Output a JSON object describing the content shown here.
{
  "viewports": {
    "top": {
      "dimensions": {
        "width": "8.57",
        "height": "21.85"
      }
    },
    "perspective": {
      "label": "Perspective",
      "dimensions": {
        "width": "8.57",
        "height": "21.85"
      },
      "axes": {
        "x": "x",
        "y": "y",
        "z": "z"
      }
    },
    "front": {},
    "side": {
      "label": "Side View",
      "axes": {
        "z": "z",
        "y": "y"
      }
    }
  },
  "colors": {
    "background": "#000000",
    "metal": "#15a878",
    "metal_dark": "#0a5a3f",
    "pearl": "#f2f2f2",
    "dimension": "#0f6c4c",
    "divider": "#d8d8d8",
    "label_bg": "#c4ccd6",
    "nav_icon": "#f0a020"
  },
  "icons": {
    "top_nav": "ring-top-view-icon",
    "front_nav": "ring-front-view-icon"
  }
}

--

◆ GIVEN EXERCISE
Extract the whole listing, character for character.

◆ SOLUTION BELOW
Output a JSON object describing the content shown here.
{
  "viewports": {
    "top": {
      "dimensions": {
        "width": "8.57",
        "height": "21.85"
      }
    },
    "perspective": {
      "label": "Perspective",
      "dimensions": {
        "width": "8.57",
        "height": "21.85"
      },
      "axes": {
        "x": "x",
        "y": "y",
        "z": "z"
      }
    },
    "front": {},
    "side": {
      "label": "Side View",
      "axes": {
        "z": "z",
        "y": "y"
      }
    }
  },
  "colors": {
    "background": "#000000",
    "metal": "#15a878",
    "metal_dark": "#0a5a3f",
    "pearl": "#f2f2f2",
    "dimension": "#0f6c4c",
    "divider": "#d8d8d8",
    "label_bg": "#c4ccd6",
    "nav_icon": "#f0a020"
  },
  "icons": {
    "top_nav": "ring-top-view-icon",
    "front_nav": "ring-front-view-icon"
  }
}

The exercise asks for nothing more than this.